# Start of AVAILABLE DATA
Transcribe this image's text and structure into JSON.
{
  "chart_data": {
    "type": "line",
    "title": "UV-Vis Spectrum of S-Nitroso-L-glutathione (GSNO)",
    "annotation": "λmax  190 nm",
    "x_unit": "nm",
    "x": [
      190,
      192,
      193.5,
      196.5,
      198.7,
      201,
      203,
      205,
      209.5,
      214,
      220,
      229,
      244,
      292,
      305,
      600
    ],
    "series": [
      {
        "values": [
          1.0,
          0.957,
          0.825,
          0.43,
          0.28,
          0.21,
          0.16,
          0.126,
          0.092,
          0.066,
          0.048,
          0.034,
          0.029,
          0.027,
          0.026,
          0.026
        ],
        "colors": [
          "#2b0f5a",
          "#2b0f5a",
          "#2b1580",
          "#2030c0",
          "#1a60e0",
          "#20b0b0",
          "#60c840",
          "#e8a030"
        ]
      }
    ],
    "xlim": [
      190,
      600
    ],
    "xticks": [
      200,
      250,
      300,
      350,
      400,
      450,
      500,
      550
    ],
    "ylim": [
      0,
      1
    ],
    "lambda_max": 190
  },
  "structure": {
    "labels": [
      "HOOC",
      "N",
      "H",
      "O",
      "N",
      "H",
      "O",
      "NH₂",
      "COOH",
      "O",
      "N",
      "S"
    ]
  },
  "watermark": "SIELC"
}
# End of AVAILABLE DATA
#### [WORK TO COMPLETE]
Within the listing above, find every line containing the string "structure" and return it.

#### [EXPECTED ANSWER]
Transcribe this image's text and structure into JSON.
  "structure": {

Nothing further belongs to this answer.